--- START LISTED ENTRIES ---

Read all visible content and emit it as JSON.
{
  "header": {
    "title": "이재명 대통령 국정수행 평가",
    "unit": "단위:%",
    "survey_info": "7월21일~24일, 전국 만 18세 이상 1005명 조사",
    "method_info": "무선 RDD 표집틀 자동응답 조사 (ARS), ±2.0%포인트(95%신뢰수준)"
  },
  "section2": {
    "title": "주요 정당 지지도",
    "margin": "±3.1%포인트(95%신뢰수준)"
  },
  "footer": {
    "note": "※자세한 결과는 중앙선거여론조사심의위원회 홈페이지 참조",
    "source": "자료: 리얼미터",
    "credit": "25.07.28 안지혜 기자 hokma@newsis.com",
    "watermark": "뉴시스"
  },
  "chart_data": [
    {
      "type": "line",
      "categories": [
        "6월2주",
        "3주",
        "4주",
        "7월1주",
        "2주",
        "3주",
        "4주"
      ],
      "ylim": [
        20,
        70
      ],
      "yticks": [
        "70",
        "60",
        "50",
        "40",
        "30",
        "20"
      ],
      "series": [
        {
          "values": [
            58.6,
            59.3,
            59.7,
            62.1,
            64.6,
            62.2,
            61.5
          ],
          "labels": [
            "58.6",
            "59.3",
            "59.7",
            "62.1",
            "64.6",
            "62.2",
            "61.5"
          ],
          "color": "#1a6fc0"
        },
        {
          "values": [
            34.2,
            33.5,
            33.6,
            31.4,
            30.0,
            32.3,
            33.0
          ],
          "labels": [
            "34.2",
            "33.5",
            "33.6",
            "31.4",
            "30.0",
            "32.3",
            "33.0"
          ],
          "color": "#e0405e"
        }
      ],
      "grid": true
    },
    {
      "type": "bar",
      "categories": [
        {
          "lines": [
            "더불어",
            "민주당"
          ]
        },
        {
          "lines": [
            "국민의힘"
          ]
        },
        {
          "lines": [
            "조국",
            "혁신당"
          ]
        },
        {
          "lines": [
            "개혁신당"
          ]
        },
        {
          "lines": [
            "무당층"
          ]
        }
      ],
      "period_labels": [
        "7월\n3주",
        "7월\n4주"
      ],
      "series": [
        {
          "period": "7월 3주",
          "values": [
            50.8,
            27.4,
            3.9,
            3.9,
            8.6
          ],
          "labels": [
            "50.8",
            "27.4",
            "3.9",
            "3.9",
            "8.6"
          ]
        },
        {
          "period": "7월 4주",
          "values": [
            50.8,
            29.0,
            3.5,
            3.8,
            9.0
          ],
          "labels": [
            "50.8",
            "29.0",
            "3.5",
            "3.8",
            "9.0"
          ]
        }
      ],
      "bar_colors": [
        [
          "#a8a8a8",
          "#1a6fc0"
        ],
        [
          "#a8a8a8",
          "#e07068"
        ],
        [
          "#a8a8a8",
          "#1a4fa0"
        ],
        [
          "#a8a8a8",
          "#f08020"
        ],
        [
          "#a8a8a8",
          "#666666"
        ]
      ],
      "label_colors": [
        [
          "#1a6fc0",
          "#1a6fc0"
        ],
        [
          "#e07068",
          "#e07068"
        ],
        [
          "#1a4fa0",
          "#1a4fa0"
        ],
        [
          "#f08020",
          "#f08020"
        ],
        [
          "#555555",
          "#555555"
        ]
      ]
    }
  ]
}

--- END LISTED ENTRIES ---

→ **WHAT IS NEEDED**
Exactly reproduce every line of the data above.

→ **RESULT OF THIS EXERCISE**
Read all visible content and emit it as JSON.
{
  "header": {
    "title": "이재명 대통령 국정수행 평가",
    "unit": "단위:%",
    "survey_info": "7월21일~24일, 전국 만 18세 이상 1005명 조사",
    "method_info": "무선 RDD 표집틀 자동응답 조사 (ARS), ±2.0%포인트(95%신뢰수준)"
  },
  "section2": {
    "title": "주요 정당 지지도",
    "margin": "±3.1%포인트(95%신뢰수준)"
  },
  "footer": {
    "note": "※자세한 결과는 중앙선거여론조사심의위원회 홈페이지 참조",
    "source": "자료: 리얼미터",
    "credit": "25.07.28 안지혜 기자 hokma@newsis.com",
    "watermark": "뉴시스"
  },
  "chart_data": [
    {
      "type": "line",
      "categories": [
        "6월2주",
        "3주",
        "4주",
        "7월1주",
        "2주",
        "3주",
        "4주"
      ],
      "ylim": [
        20,
        70
      ],
      "yticks": [
        "70",
        "60",
        "50",
        "40",
        "30",
        "20"
      ],
      "series": [
        {
          "values": [
            58.6,
            59.3,
            59.7,
            62.1,
            64.6,
            62.2,
            61.5
          ],
          "labels": [
            "58.6",
            "59.3",
            "59.7",
            "62.1",
            "64.6",
            "62.2",
            "61.5"
          ],
          "color": "#1a6fc0"
        },
        {
          "values": [
            34.2,
            33.5,
            33.6,
            31.4,
            30.0,
            32.3,
            33.0
          ],
          "labels": [
            "34.2",
            "33.5",
            "33.6",
            "31.4",
            "30.0",
            "32.3",
            "33.0"
          ],
          "color": "#e0405e"
        }
      ],
      "grid": true
    },
    {
      "type": "bar",
      "categories": [
        {
          "lines": [
            "더불어",
            "민주당"
          ]
        },
        {
          "lines": [
            "국민의힘"
          ]
        },
        {
          "lines": [
            "조국",
            "혁신당"
          ]
        },
        {
          "lines": [
            "개혁신당"
          ]
        },
        {
          "lines": [
            "무당층"
          ]
        }
      ],
      "period_labels": [
        "7월\n3주",
        "7월\n4주"
      ],
      "series": [
        {
          "period": "7월 3주",
          "values": [
            50.8,
            27.4,
            3.9,
            3.9,
            8.6
          ],
          "labels": [
            "50.8",
            "27.4",
            "3.9",
            "3.9",
            "8.6"
          ]
        },
        {
          "period": "7월 4주",
          "values": [
            50.8,
            29.0,
            3.5,
            3.8,
            9.0
          ],
          "labels": [
            "50.8",
            "29.0",
            "3.5",
            "3.8",
            "9.0"
          ]
        }
      ],
      "bar_colors": [
        [
          "#a8a8a8",
          "#1a6fc0"
        ],
        [
          "#a8a8a8",
          "#e07068"
        ],
        [
          "#a8a8a8",
          "#1a4fa0"
        ],
        [
          "#a8a8a8",
          "#f08020"
        ],
        [
          "#a8a8a8",
          "#666666"
        ]
      ],
      "label_colors": [
        [
          "#1a6fc0",
          "#1a6fc0"
        ],
        [
          "#e07068",
          "#e07068"
        ],
        [
          "#1a4fa0",
          "#1a4fa0"
        ],
        [
          "#f08020",
          "#f08020"
        ],
        [
          "#555555",
          "#555555"
        ]
      ]
    }
  ]
}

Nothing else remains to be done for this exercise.